> Listed entries
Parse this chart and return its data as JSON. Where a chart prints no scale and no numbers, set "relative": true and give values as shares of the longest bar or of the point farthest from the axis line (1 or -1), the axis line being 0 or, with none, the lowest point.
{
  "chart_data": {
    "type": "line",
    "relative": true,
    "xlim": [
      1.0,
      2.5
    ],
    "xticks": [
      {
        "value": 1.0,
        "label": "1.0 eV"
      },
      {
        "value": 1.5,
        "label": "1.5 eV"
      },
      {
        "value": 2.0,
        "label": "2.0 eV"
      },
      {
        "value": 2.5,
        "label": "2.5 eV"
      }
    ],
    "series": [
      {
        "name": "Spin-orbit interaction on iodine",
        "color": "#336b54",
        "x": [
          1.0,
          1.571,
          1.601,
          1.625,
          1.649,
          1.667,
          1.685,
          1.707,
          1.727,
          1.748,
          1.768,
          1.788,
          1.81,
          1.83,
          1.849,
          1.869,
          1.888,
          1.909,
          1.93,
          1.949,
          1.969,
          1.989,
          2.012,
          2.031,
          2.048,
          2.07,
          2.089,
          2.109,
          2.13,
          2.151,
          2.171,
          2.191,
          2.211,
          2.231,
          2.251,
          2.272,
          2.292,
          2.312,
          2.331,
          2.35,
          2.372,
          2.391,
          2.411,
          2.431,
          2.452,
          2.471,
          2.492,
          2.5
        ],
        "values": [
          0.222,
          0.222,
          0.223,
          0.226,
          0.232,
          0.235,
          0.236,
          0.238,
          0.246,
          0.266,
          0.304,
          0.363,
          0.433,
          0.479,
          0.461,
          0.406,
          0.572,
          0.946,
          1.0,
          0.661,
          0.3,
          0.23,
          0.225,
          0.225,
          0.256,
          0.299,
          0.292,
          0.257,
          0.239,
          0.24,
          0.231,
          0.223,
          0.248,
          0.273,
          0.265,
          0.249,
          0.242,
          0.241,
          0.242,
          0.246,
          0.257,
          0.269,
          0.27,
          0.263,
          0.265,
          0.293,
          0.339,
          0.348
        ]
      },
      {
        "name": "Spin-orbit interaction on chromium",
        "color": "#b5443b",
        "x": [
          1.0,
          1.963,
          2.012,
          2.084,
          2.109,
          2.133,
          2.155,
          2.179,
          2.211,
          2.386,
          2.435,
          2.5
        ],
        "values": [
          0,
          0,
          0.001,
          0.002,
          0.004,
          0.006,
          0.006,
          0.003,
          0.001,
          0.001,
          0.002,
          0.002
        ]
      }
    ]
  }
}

> Aim of the exercise
Only the number is wanted: how many lines above include the word "true"?

> Exercise answer
2